● **Aim of the exercise**:
From the entries below, pull out each line where "this" appears.

[Start Dataset entries]

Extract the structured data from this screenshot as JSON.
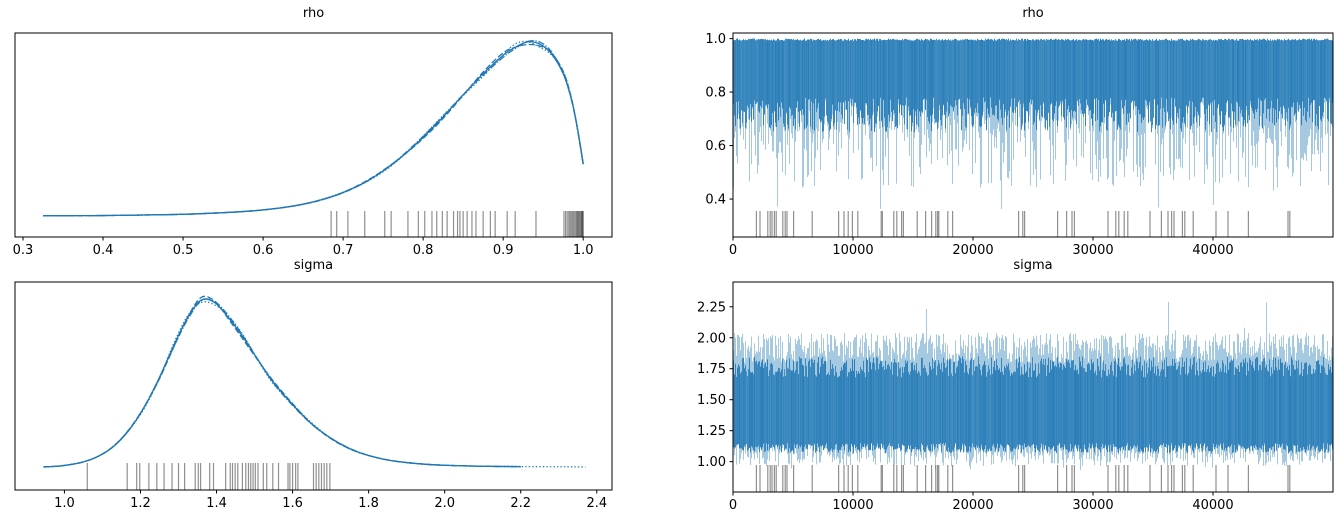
{
  "figure": {
    "background": "#ffffff"
  },
  "colors": {
    "kde_line": "#1f77b4",
    "trace_light": "rgba(31,119,180,0.40)",
    "trace_core": "rgba(31,119,180,0.85)",
    "rug": "rgba(70,70,70,0.60)",
    "axis": "#000000",
    "text": "#000000"
  },
  "chart_data": [
    {
      "id": "rho-posterior",
      "type": "line",
      "plot_kind": "kde",
      "title": "rho",
      "xlabel": "",
      "ylabel": "",
      "grid": false,
      "legend": false,
      "xlim": [
        0.29,
        1.036
      ],
      "xticks": [
        0.3,
        0.4,
        0.5,
        0.6,
        0.7,
        0.8,
        0.9,
        1.0
      ],
      "xtick_labels": [
        "0.3",
        "0.4",
        "0.5",
        "0.6",
        "0.7",
        "0.8",
        "0.9",
        "1.0"
      ],
      "n_chains": 4,
      "linestyles": [
        "solid",
        "dashed",
        "dashdot",
        "dotted"
      ],
      "chain_xmax": [
        1.0,
        1.0,
        1.0,
        1.0
      ],
      "kde": {
        "x": [
          0.325,
          0.35,
          0.4,
          0.45,
          0.5,
          0.54,
          0.58,
          0.61,
          0.64,
          0.67,
          0.7,
          0.73,
          0.76,
          0.79,
          0.82,
          0.85,
          0.875,
          0.9,
          0.915,
          0.93,
          0.945,
          0.96,
          0.975,
          0.985,
          0.9925,
          1.0
        ],
        "density": [
          0.013,
          0.013,
          0.014,
          0.017,
          0.021,
          0.028,
          0.038,
          0.051,
          0.07,
          0.1,
          0.145,
          0.21,
          0.3,
          0.415,
          0.55,
          0.7,
          0.82,
          0.925,
          0.97,
          1.0,
          0.99,
          0.935,
          0.82,
          0.68,
          0.52,
          0.31
        ]
      },
      "rug_values": [
        0.685,
        0.692,
        0.706,
        0.727,
        0.752,
        0.76,
        0.781,
        0.794,
        0.802,
        0.811,
        0.817,
        0.824,
        0.83,
        0.838,
        0.843,
        0.846,
        0.85,
        0.855,
        0.861,
        0.866,
        0.875,
        0.884,
        0.89,
        0.905,
        0.915,
        0.941,
        0.976,
        0.978,
        0.98,
        0.982,
        0.9835,
        0.985,
        0.9865,
        0.988,
        0.9895,
        0.991,
        0.992,
        0.993,
        0.994,
        0.995,
        0.996,
        0.997,
        0.998,
        0.9985,
        0.999,
        0.9995,
        1.0
      ]
    },
    {
      "id": "rho-trace",
      "type": "line",
      "plot_kind": "trace",
      "title": "rho",
      "xlabel": "",
      "ylabel": "",
      "grid": false,
      "legend": false,
      "xlim": [
        0,
        50000
      ],
      "xticks": [
        0,
        10000,
        20000,
        30000,
        40000
      ],
      "xtick_labels": [
        "0",
        "10000",
        "20000",
        "30000",
        "40000"
      ],
      "ylim": [
        0.258,
        1.021
      ],
      "yticks": [
        0.4,
        0.6,
        0.8,
        1.0
      ],
      "ytick_labels": [
        "0.4",
        "0.6",
        "0.8",
        "1.0"
      ],
      "band": {
        "top_range": [
          0.992,
          1.0
        ],
        "top_spike_p": 0,
        "top_spike_add": 0,
        "core_high_range": null,
        "core_low_range": [
          0.65,
          0.78
        ],
        "whisker_floor": 0.44,
        "whisker_pow": 2.4,
        "deep_p": 0.013,
        "deep_range": [
          0.34,
          0.46
        ]
      },
      "rug_x": [
        1950,
        2250,
        2900,
        3100,
        3250,
        3450,
        3600,
        4150,
        4350,
        4500,
        5050,
        6600,
        8800,
        9250,
        9600,
        9950,
        10400,
        12350,
        12450,
        13400,
        13650,
        14050,
        14200,
        15350,
        16050,
        16550,
        16900,
        17050,
        17150,
        17900,
        18300,
        23800,
        24150,
        24300,
        27050,
        27800,
        28250,
        28450,
        31250,
        31900,
        32150,
        32600,
        32900,
        34750,
        35700,
        36250,
        36550,
        36750,
        37450,
        37650,
        38350,
        40250,
        41250,
        42950,
        46250,
        46400
      ]
    },
    {
      "id": "sigma-posterior",
      "type": "line",
      "plot_kind": "kde",
      "title": "sigma",
      "xlabel": "",
      "ylabel": "",
      "grid": false,
      "legend": false,
      "xlim": [
        0.87,
        2.44
      ],
      "xticks": [
        1.0,
        1.2,
        1.4,
        1.6,
        1.8,
        2.0,
        2.2,
        2.4
      ],
      "xtick_labels": [
        "1.0",
        "1.2",
        "1.4",
        "1.6",
        "1.8",
        "2.0",
        "2.2",
        "2.4"
      ],
      "n_chains": 4,
      "linestyles": [
        "solid",
        "dashed",
        "dashdot",
        "dotted"
      ],
      "chain_xmax": [
        2.21,
        2.23,
        2.24,
        2.37
      ],
      "kde": {
        "x": [
          0.945,
          0.98,
          1.01,
          1.05,
          1.09,
          1.13,
          1.17,
          1.21,
          1.25,
          1.29,
          1.325,
          1.36,
          1.395,
          1.43,
          1.47,
          1.51,
          1.55,
          1.6,
          1.65,
          1.7,
          1.75,
          1.8,
          1.86,
          1.93,
          2.0,
          2.1,
          2.2,
          2.3,
          2.37
        ],
        "density": [
          0.018,
          0.022,
          0.03,
          0.048,
          0.082,
          0.14,
          0.235,
          0.37,
          0.545,
          0.745,
          0.9,
          1.0,
          0.985,
          0.9,
          0.78,
          0.645,
          0.515,
          0.385,
          0.272,
          0.188,
          0.126,
          0.085,
          0.055,
          0.037,
          0.028,
          0.022,
          0.02,
          0.019,
          0.018
        ]
      },
      "rug_values": [
        1.06,
        1.165,
        1.19,
        1.198,
        1.222,
        1.243,
        1.262,
        1.283,
        1.3,
        1.316,
        1.344,
        1.352,
        1.358,
        1.382,
        1.392,
        1.424,
        1.436,
        1.442,
        1.449,
        1.456,
        1.468,
        1.477,
        1.484,
        1.49,
        1.496,
        1.502,
        1.509,
        1.523,
        1.532,
        1.548,
        1.563,
        1.588,
        1.593,
        1.6,
        1.608,
        1.614,
        1.655,
        1.662,
        1.669,
        1.676,
        1.683,
        1.69,
        1.698
      ]
    },
    {
      "id": "sigma-trace",
      "type": "line",
      "plot_kind": "trace",
      "title": "sigma",
      "xlabel": "",
      "ylabel": "",
      "grid": false,
      "legend": false,
      "xlim": [
        0,
        50000
      ],
      "xticks": [
        0,
        10000,
        20000,
        30000,
        40000
      ],
      "xtick_labels": [
        "0",
        "10000",
        "20000",
        "30000",
        "40000"
      ],
      "ylim": [
        0.755,
        2.45
      ],
      "yticks": [
        1.0,
        1.25,
        1.5,
        1.75,
        2.0,
        2.25
      ],
      "ytick_labels": [
        "1.00",
        "1.25",
        "1.50",
        "1.75",
        "2.00",
        "2.25"
      ],
      "band": {
        "top_range": [
          1.8,
          2.04
        ],
        "top_spike_p": 0.018,
        "top_spike_add": 0.34,
        "core_high_range": [
          1.68,
          1.85
        ],
        "core_low_range": [
          1.07,
          1.15
        ],
        "whisker_floor": 0.96,
        "whisker_pow": 2.0,
        "deep_p": 0.012,
        "deep_range": [
          0.93,
          0.99
        ]
      },
      "rug_x": [
        1950,
        2250,
        2900,
        3100,
        3250,
        3450,
        3600,
        4150,
        4350,
        4500,
        5050,
        6600,
        8800,
        9250,
        9600,
        9950,
        10400,
        12350,
        12450,
        13400,
        13650,
        14050,
        14200,
        15350,
        16050,
        16550,
        16900,
        17050,
        17150,
        17900,
        18300,
        23800,
        24150,
        24300,
        27050,
        27800,
        28250,
        28450,
        31250,
        31900,
        32150,
        32600,
        32900,
        34750,
        35700,
        36250,
        36550,
        36750,
        37450,
        37650,
        38350,
        40250,
        41250,
        42950,
        46250,
        46400
      ]
    }
  ]
}
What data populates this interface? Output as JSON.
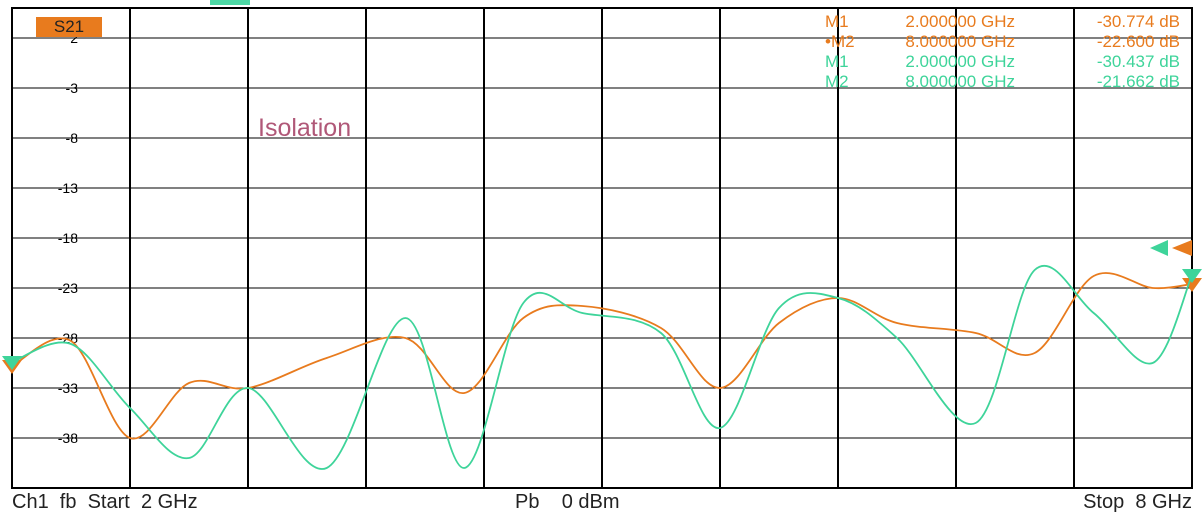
{
  "trace": {
    "label": "S21",
    "color": "#e87b1e"
  },
  "annotation": "Isolation",
  "markers": [
    {
      "name": "M1",
      "freq": "2.000000 GHz",
      "value": "-30.774 dB",
      "color": "#e87b1e",
      "active": false
    },
    {
      "name": "M2",
      "freq": "8.000000 GHz",
      "value": "-22.600 dB",
      "color": "#e87b1e",
      "active": true
    },
    {
      "name": "M1",
      "freq": "2.000000 GHz",
      "value": "-30.437 dB",
      "color": "#3ed49a",
      "active": false
    },
    {
      "name": "M2",
      "freq": "8.000000 GHz",
      "value": "-21.662 dB",
      "color": "#3ed49a",
      "active": false
    }
  ],
  "footer": {
    "channel": "Ch1  fb  Start  2 GHz",
    "power": "Pb    0 dBm",
    "stop": "Stop  8 GHz"
  },
  "chart_data": {
    "type": "line",
    "xlim": [
      2,
      8
    ],
    "ylim": [
      -43,
      5
    ],
    "y_ticks": [
      2,
      -3,
      -8,
      -13,
      -18,
      -23,
      -28,
      -33,
      -38
    ],
    "grid": true,
    "series": [
      {
        "color": "#e87b1e",
        "x": [
          2.0,
          2.3,
          2.6,
          2.9,
          3.2,
          3.6,
          4.0,
          4.3,
          4.6,
          4.9,
          5.3,
          5.6,
          5.9,
          6.2,
          6.5,
          6.9,
          7.2,
          7.5,
          7.8,
          8.0
        ],
        "y": [
          -30.8,
          -28.3,
          -38.0,
          -32.5,
          -33.0,
          -30.0,
          -28.0,
          -33.5,
          -26.0,
          -24.8,
          -27.0,
          -33.0,
          -26.5,
          -24.0,
          -26.5,
          -27.5,
          -29.5,
          -21.8,
          -23.0,
          -22.6
        ]
      },
      {
        "color": "#3ed49a",
        "x": [
          2.0,
          2.3,
          2.6,
          2.9,
          3.2,
          3.6,
          4.0,
          4.3,
          4.6,
          4.9,
          5.3,
          5.6,
          5.9,
          6.2,
          6.5,
          6.9,
          7.2,
          7.5,
          7.8,
          8.0
        ],
        "y": [
          -30.4,
          -28.6,
          -35.0,
          -40.0,
          -33.0,
          -41.0,
          -26.0,
          -41.0,
          -24.5,
          -25.5,
          -27.5,
          -37.0,
          -25.0,
          -24.0,
          -28.0,
          -36.5,
          -21.2,
          -25.5,
          -30.5,
          -21.7
        ]
      }
    ]
  }
}
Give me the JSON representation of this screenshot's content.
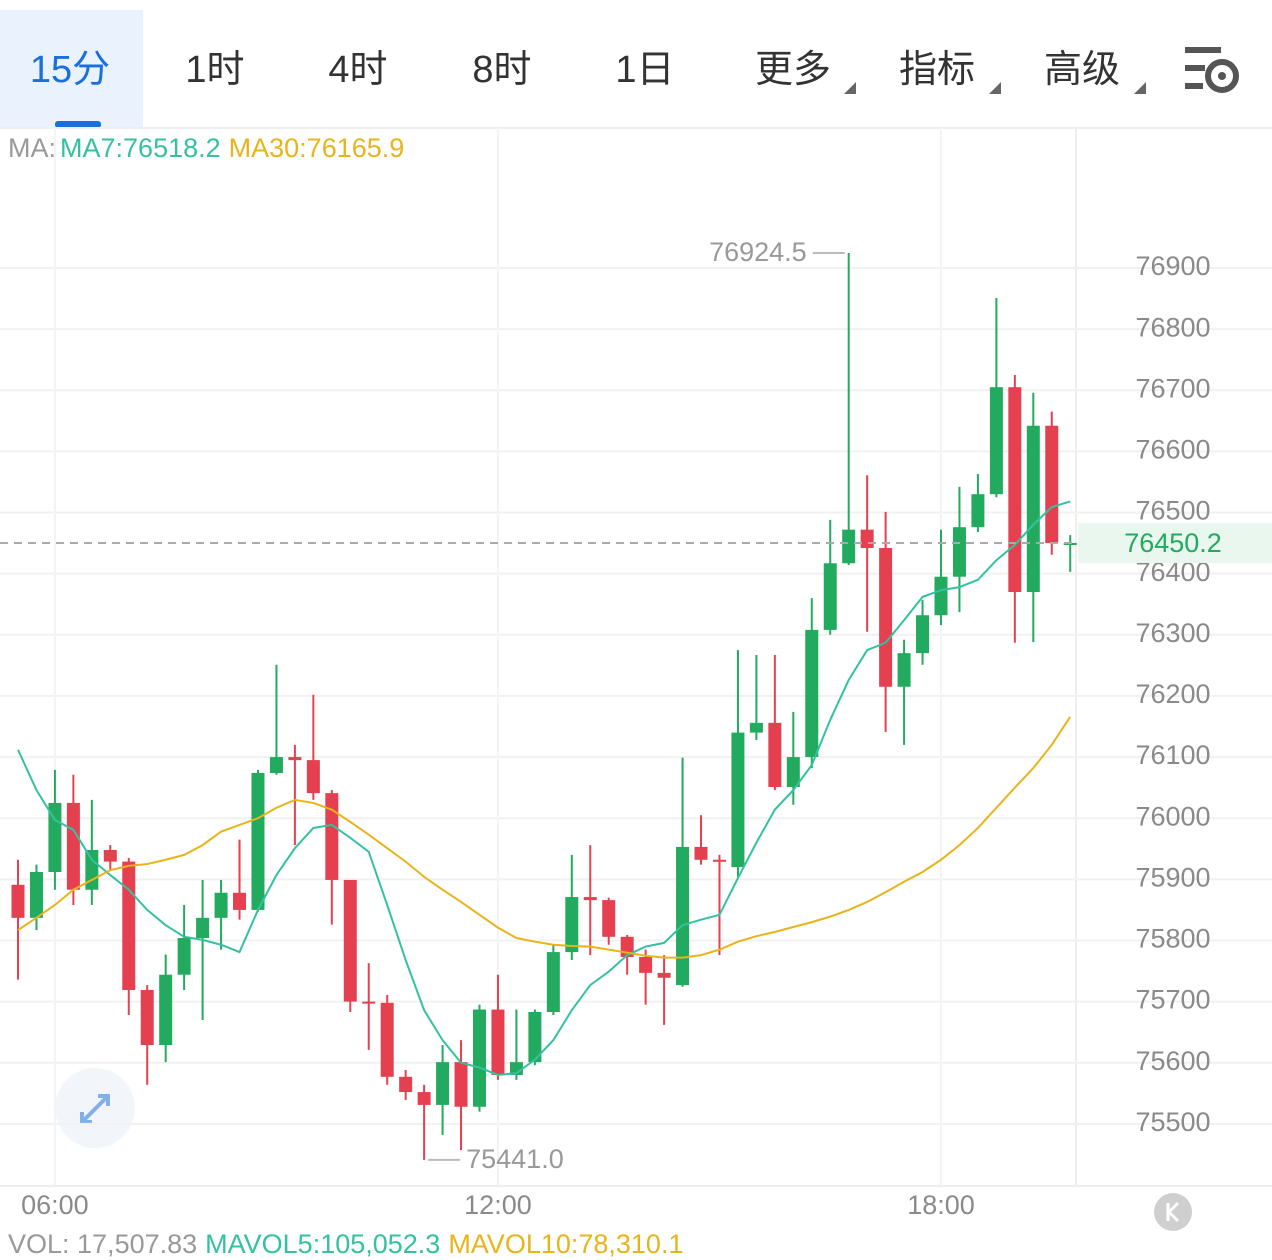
{
  "tabs": [
    "15分",
    "1时",
    "4时",
    "8时",
    "1日",
    "更多",
    "指标",
    "高级"
  ],
  "ma_legend": {
    "prefix": "MA:"
  },
  "vol_legend": {
    "vol": "VOL: 17,507.83",
    "mavol5": "MAVOL5:105,052.3",
    "mavol10": "MAVOL10:78,310.1"
  },
  "chart_data": {
    "type": "candlestick",
    "categories": [
      null,
      null,
      "06:00",
      null,
      null,
      null,
      null,
      null,
      null,
      null,
      null,
      null,
      null,
      null,
      null,
      null,
      null,
      null,
      null,
      null,
      null,
      null,
      null,
      null,
      null,
      null,
      "12:00",
      null,
      null,
      null,
      null,
      null,
      null,
      null,
      null,
      null,
      null,
      null,
      null,
      null,
      null,
      null,
      null,
      null,
      null,
      null,
      null,
      null,
      null,
      null,
      "18:00",
      null,
      null,
      null,
      null,
      null,
      null,
      null
    ],
    "open": [
      75891,
      75837,
      75912,
      76025,
      75883,
      75948,
      75929,
      75719,
      75629,
      75744,
      75804,
      75837,
      75878,
      75850,
      76074,
      76100,
      76095,
      76041,
      75899,
      75700,
      75698,
      75577,
      75552,
      75531,
      75601,
      75528,
      75687,
      75580,
      75601,
      75683,
      75781,
      75871,
      75866,
      75806,
      75773,
      75747,
      75727,
      75953,
      75932,
      75920,
      76140,
      76156,
      76051,
      76100,
      76308,
      76417,
      76472,
      76442,
      76215,
      76270,
      76332,
      76395,
      76476,
      76530,
      76705,
      76370,
      76642,
      76450
    ],
    "high": [
      75932,
      75924,
      76079,
      76071,
      76030,
      75956,
      75935,
      75727,
      75777,
      75858,
      75899,
      75899,
      75965,
      76079,
      76251,
      76120,
      76202,
      76046,
      75899,
      75763,
      75711,
      75588,
      75564,
      75629,
      75637,
      75695,
      75744,
      75687,
      75687,
      75793,
      75940,
      75956,
      75870,
      75809,
      75785,
      75776,
      76099,
      76005,
      75940,
      76275,
      76267,
      76267,
      76174,
      76360,
      76488,
      76924.5,
      76561,
      76501,
      76292,
      76357,
      76472,
      76542,
      76563,
      76851,
      76725,
      76696,
      76665,
      76463
    ],
    "low": [
      75736,
      75817,
      75883,
      75858,
      75858,
      75915,
      75678,
      75564,
      75601,
      75719,
      75670,
      75785,
      75834,
      75847,
      76071,
      75956,
      76030,
      75826,
      75683,
      75621,
      75564,
      75539,
      75441,
      75482,
      75457,
      75520,
      75572,
      75572,
      75596,
      75678,
      75768,
      75776,
      75793,
      75744,
      75695,
      75662,
      75724,
      75924,
      75776,
      75904,
      76128,
      76046,
      76022,
      76082,
      76300,
      76414,
      76305,
      76141,
      76120,
      76251,
      76316,
      76337,
      76468,
      76525,
      76287,
      76288,
      76431,
      76403
    ],
    "close": [
      75837,
      75912,
      76025,
      75883,
      75948,
      75929,
      75719,
      75629,
      75744,
      75804,
      75837,
      75878,
      75850,
      76074,
      76100,
      76095,
      76041,
      75899,
      75700,
      75698,
      75577,
      75552,
      75531,
      75601,
      75528,
      75687,
      75580,
      75601,
      75683,
      75781,
      75871,
      75866,
      75806,
      75773,
      75747,
      75739,
      75953,
      75932,
      75929,
      76140,
      76156,
      76051,
      76100,
      76308,
      76417,
      76472,
      76442,
      76215,
      76270,
      76332,
      76395,
      76476,
      76530,
      76705,
      76370,
      76642,
      76450,
      76450.2
    ],
    "up_color": "#22ab5e",
    "down_color": "#e5404f",
    "series": [
      {
        "name": "MA7:76518.2",
        "color": "#34c1a2",
        "values": [
          76112,
          76046,
          75997,
          75981,
          75932,
          75907,
          75883,
          75850,
          75825,
          75806,
          75801,
          75793,
          75781,
          75850,
          75907,
          75951,
          75984,
          75989,
          75968,
          75945,
          75858,
          75768,
          75686,
          75637,
          75600,
          75592,
          75580,
          75583,
          75605,
          75637,
          75686,
          75727,
          75749,
          75776,
          75790,
          75796,
          75825,
          75834,
          75842,
          75902,
          75960,
          76014,
          76046,
          76087,
          76161,
          76226,
          76275,
          76287,
          76324,
          76362,
          76373,
          76378,
          76390,
          76422,
          76447,
          76480,
          76509,
          76518.2
        ]
      },
      {
        "name": "MA30:76165.9",
        "color": "#e9b419",
        "values": [
          75817,
          75837,
          75858,
          75883,
          75899,
          75915,
          75922,
          75925,
          75932,
          75940,
          75956,
          75978,
          75989,
          76000,
          76017,
          76030,
          76025,
          76014,
          75994,
          75973,
          75951,
          75929,
          75904,
          75883,
          75863,
          75842,
          75821,
          75804,
          75798,
          75793,
          75791,
          75790,
          75785,
          75780,
          75775,
          75772,
          75772,
          75776,
          75785,
          75798,
          75807,
          75814,
          75822,
          75830,
          75839,
          75850,
          75863,
          75879,
          75896,
          75912,
          75932,
          75956,
          75984,
          76017,
          76050,
          76082,
          76120,
          76165.9
        ]
      }
    ],
    "ylim": [
      75400,
      77129
    ],
    "yticks": [
      75500,
      75600,
      75700,
      75800,
      75900,
      76000,
      76100,
      76200,
      76300,
      76400,
      76500,
      76600,
      76700,
      76800,
      76900
    ],
    "grid": true,
    "last_price": 76450.2,
    "high_label": 76924.5,
    "low_label": {
      "value": 75441,
      "label": "75441.0"
    }
  }
}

[End Dataset entries]

● **Completed exercise**:
Extract the structured data from this screenshot as JSON.
What data populates this interface? Output as JSON.
Give me the JSON representation of this screenshot's content.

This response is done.